§ **Task objective**
Quote all of the data below exactly, please.

(Dataset listings of figures)
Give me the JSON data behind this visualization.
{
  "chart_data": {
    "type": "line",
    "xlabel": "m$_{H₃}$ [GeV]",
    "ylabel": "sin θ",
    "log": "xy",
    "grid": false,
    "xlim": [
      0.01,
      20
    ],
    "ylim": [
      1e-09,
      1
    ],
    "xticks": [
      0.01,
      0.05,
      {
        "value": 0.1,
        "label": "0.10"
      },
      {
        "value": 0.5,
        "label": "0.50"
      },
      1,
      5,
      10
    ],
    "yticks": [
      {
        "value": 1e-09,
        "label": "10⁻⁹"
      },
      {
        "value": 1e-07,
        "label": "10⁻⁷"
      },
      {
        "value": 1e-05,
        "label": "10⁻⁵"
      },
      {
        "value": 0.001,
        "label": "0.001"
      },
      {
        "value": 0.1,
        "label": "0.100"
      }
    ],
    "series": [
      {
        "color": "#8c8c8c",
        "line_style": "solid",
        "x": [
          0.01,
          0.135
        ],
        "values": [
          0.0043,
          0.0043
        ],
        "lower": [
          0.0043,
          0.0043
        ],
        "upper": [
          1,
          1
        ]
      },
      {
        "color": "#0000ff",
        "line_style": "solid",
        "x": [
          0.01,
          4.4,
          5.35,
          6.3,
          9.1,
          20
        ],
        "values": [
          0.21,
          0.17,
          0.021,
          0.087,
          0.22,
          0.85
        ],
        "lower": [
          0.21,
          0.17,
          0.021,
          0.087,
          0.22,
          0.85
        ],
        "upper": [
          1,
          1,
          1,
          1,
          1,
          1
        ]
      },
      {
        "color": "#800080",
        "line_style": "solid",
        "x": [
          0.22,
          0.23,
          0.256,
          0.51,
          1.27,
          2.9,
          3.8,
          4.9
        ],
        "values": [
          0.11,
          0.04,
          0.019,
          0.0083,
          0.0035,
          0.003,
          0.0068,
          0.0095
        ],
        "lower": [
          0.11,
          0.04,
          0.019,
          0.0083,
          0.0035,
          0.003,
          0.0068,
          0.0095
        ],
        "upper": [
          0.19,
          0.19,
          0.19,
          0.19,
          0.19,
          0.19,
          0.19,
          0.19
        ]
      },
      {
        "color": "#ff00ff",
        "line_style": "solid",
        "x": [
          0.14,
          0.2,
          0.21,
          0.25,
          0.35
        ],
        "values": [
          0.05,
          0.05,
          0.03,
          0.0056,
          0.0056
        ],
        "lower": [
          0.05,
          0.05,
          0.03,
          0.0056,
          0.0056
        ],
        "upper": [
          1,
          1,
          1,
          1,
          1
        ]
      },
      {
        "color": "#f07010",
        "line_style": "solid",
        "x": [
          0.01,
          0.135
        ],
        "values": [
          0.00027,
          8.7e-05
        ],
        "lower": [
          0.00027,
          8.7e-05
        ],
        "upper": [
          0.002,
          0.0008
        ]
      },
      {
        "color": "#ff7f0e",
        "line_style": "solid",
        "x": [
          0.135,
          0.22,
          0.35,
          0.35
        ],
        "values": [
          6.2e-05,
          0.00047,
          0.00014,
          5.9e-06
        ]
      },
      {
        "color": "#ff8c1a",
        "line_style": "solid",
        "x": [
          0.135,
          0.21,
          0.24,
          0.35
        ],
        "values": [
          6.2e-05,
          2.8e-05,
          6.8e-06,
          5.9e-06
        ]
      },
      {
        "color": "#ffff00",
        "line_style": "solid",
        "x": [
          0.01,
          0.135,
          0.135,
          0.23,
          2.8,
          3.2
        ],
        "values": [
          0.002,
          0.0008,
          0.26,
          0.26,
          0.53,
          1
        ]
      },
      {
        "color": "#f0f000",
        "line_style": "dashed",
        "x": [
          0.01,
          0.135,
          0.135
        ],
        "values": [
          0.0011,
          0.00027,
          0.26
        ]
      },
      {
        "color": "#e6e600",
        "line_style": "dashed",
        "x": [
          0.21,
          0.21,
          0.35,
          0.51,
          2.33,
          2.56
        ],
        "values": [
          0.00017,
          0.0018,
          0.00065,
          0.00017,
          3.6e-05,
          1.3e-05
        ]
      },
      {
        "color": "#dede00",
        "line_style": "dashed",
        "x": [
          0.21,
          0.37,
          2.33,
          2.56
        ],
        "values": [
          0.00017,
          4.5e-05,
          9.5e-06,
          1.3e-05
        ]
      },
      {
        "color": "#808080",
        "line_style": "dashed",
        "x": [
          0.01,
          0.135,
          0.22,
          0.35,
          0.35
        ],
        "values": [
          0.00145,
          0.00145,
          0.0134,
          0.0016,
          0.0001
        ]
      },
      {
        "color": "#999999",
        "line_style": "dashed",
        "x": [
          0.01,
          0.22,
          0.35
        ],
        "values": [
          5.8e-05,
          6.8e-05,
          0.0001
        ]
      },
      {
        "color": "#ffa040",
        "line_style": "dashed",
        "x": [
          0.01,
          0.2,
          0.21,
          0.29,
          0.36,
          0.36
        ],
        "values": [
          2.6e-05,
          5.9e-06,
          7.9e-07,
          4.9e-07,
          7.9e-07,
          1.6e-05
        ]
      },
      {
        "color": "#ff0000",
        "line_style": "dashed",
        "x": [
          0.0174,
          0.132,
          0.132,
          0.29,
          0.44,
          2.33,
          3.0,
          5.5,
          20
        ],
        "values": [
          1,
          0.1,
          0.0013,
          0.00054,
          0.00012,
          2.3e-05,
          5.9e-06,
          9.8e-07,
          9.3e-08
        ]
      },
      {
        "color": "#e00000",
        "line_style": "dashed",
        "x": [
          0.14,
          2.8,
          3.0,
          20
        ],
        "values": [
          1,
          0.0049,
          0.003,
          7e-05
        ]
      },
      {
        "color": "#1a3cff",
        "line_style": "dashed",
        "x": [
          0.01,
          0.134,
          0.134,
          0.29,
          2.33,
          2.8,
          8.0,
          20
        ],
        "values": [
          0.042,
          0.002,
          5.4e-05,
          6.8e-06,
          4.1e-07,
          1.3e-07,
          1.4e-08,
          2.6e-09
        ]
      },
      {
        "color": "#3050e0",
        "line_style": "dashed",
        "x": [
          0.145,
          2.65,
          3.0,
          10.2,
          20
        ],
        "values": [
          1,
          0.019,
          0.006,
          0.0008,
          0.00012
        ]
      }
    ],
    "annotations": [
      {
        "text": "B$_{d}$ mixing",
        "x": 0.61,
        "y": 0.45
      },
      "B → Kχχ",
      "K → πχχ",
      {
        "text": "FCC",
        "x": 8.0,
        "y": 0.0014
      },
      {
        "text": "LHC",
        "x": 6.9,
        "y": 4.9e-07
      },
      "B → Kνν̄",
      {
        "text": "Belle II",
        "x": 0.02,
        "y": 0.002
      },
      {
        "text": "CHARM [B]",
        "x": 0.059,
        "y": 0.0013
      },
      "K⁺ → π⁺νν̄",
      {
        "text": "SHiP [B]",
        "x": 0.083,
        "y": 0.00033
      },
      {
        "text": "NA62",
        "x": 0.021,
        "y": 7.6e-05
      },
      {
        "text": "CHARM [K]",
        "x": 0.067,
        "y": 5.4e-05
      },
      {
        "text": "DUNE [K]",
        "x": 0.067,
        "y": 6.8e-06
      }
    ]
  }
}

§ **Answer to the exercise**
Give me the JSON data behind this visualization.
{
  "chart_data": {
    "type": "line",
    "xlabel": "m$_{H₃}$ [GeV]",
    "ylabel": "sin θ",
    "log": "xy",
    "grid": false,
    "xlim": [
      0.01,
      20
    ],
    "ylim": [
      1e-09,
      1
    ],
    "xticks": [
      0.01,
      0.05,
      {
        "value": 0.1,
        "label": "0.10"
      },
      {
        "value": 0.5,
        "label": "0.50"
      },
      1,
      5,
      10
    ],
    "yticks": [
      {
        "value": 1e-09,
        "label": "10⁻⁹"
      },
      {
        "value": 1e-07,
        "label": "10⁻⁷"
      },
      {
        "value": 1e-05,
        "label": "10⁻⁵"
      },
      {
        "value": 0.001,
        "label": "0.001"
      },
      {
        "value": 0.1,
        "label": "0.100"
      }
    ],
    "series": [
      {
        "color": "#8c8c8c",
        "line_style": "solid",
        "x": [
          0.01,
          0.135
        ],
        "values": [
          0.0043,
          0.0043
        ],
        "lower": [
          0.0043,
          0.0043
        ],
        "upper": [
          1,
          1
        ]
      },
      {
        "color": "#0000ff",
        "line_style": "solid",
        "x": [
          0.01,
          4.4,
          5.35,
          6.3,
          9.1,
          20
        ],
        "values": [
          0.21,
          0.17,
          0.021,
          0.087,
          0.22,
          0.85
        ],
        "lower": [
          0.21,
          0.17,
          0.021,
          0.087,
          0.22,
          0.85
        ],
        "upper": [
          1,
          1,
          1,
          1,
          1,
          1
        ]
      },
      {
        "color": "#800080",
        "line_style": "solid",
        "x": [
          0.22,
          0.23,
          0.256,
          0.51,
          1.27,
          2.9,
          3.8,
          4.9
        ],
        "values": [
          0.11,
          0.04,
          0.019,
          0.0083,
          0.0035,
          0.003,
          0.0068,
          0.0095
        ],
        "lower": [
          0.11,
          0.04,
          0.019,
          0.0083,
          0.0035,
          0.003,
          0.0068,
          0.0095
        ],
        "upper": [
          0.19,
          0.19,
          0.19,
          0.19,
          0.19,
          0.19,
          0.19,
          0.19
        ]
      },
      {
        "color": "#ff00ff",
        "line_style": "solid",
        "x": [
          0.14,
          0.2,
          0.21,
          0.25,
          0.35
        ],
        "values": [
          0.05,
          0.05,
          0.03,
          0.0056,
          0.0056
        ],
        "lower": [
          0.05,
          0.05,
          0.03,
          0.0056,
          0.0056
        ],
        "upper": [
          1,
          1,
          1,
          1,
          1
        ]
      },
      {
        "color": "#f07010",
        "line_style": "solid",
        "x": [
          0.01,
          0.135
        ],
        "values": [
          0.00027,
          8.7e-05
        ],
        "lower": [
          0.00027,
          8.7e-05
        ],
        "upper": [
          0.002,
          0.0008
        ]
      },
      {
        "color": "#ff7f0e",
        "line_style": "solid",
        "x": [
          0.135,
          0.22,
          0.35,
          0.35
        ],
        "values": [
          6.2e-05,
          0.00047,
          0.00014,
          5.9e-06
        ]
      },
      {
        "color": "#ff8c1a",
        "line_style": "solid",
        "x": [
          0.135,
          0.21,
          0.24,
          0.35
        ],
        "values": [
          6.2e-05,
          2.8e-05,
          6.8e-06,
          5.9e-06
        ]
      },
      {
        "color": "#ffff00",
        "line_style": "solid",
        "x": [
          0.01,
          0.135,
          0.135,
          0.23,
          2.8,
          3.2
        ],
        "values": [
          0.002,
          0.0008,
          0.26,
          0.26,
          0.53,
          1
        ]
      },
      {
        "color": "#f0f000",
        "line_style": "dashed",
        "x": [
          0.01,
          0.135,
          0.135
        ],
        "values": [
          0.0011,
          0.00027,
          0.26
        ]
      },
      {
        "color": "#e6e600",
        "line_style": "dashed",
        "x": [
          0.21,
          0.21,
          0.35,
          0.51,
          2.33,
          2.56
        ],
        "values": [
          0.00017,
          0.0018,
          0.00065,
          0.00017,
          3.6e-05,
          1.3e-05
        ]
      },
      {
        "color": "#dede00",
        "line_style": "dashed",
        "x": [
          0.21,
          0.37,
          2.33,
          2.56
        ],
        "values": [
          0.00017,
          4.5e-05,
          9.5e-06,
          1.3e-05
        ]
      },
      {
        "color": "#808080",
        "line_style": "dashed",
        "x": [
          0.01,
          0.135,
          0.22,
          0.35,
          0.35
        ],
        "values": [
          0.00145,
          0.00145,
          0.0134,
          0.0016,
          0.0001
        ]
      },
      {
        "color": "#999999",
        "line_style": "dashed",
        "x": [
          0.01,
          0.22,
          0.35
        ],
        "values": [
          5.8e-05,
          6.8e-05,
          0.0001
        ]
      },
      {
        "color": "#ffa040",
        "line_style": "dashed",
        "x": [
          0.01,
          0.2,
          0.21,
          0.29,
          0.36,
          0.36
        ],
        "values": [
          2.6e-05,
          5.9e-06,
          7.9e-07,
          4.9e-07,
          7.9e-07,
          1.6e-05
        ]
      },
      {
        "color": "#ff0000",
        "line_style": "dashed",
        "x": [
          0.0174,
          0.132,
          0.132,
          0.29,
          0.44,
          2.33,
          3.0,
          5.5,
          20
        ],
        "values": [
          1,
          0.1,
          0.0013,
          0.00054,
          0.00012,
          2.3e-05,
          5.9e-06,
          9.8e-07,
          9.3e-08
        ]
      },
      {
        "color": "#e00000",
        "line_style": "dashed",
        "x": [
          0.14,
          2.8,
          3.0,
          20
        ],
        "values": [
          1,
          0.0049,
          0.003,
          7e-05
        ]
      },
      {
        "color": "#1a3cff",
        "line_style": "dashed",
        "x": [
          0.01,
          0.134,
          0.134,
          0.29,
          2.33,
          2.8,
          8.0,
          20
        ],
        "values": [
          0.042,
          0.002,
          5.4e-05,
          6.8e-06,
          4.1e-07,
          1.3e-07,
          1.4e-08,
          2.6e-09
        ]
      },
      {
        "color": "#3050e0",
        "line_style": "dashed",
        "x": [
          0.145,
          2.65,
          3.0,
          10.2,
          20
        ],
        "values": [
          1,
          0.019,
          0.006,
          0.0008,
          0.00012
        ]
      }
    ],
    "annotations": [
      {
        "text": "B$_{d}$ mixing",
        "x": 0.61,
        "y": 0.45
      },
      "B → Kχχ",
      "K → πχχ",
      {
        "text": "FCC",
        "x": 8.0,
        "y": 0.0014
      },
      {
        "text": "LHC",
        "x": 6.9,
        "y": 4.9e-07
      },
      "B → Kνν̄",
      {
        "text": "Belle II",
        "x": 0.02,
        "y": 0.002
      },
      {
        "text": "CHARM [B]",
        "x": 0.059,
        "y": 0.0013
      },
      "K⁺ → π⁺νν̄",
      {
        "text": "SHiP [B]",
        "x": 0.083,
        "y": 0.00033
      },
      {
        "text": "NA62",
        "x": 0.021,
        "y": 7.6e-05
      },
      {
        "text": "CHARM [K]",
        "x": 0.067,
        "y": 5.4e-05
      },
      {
        "text": "DUNE [K]",
        "x": 0.067,
        "y": 6.8e-06
      }
    ]
  }
}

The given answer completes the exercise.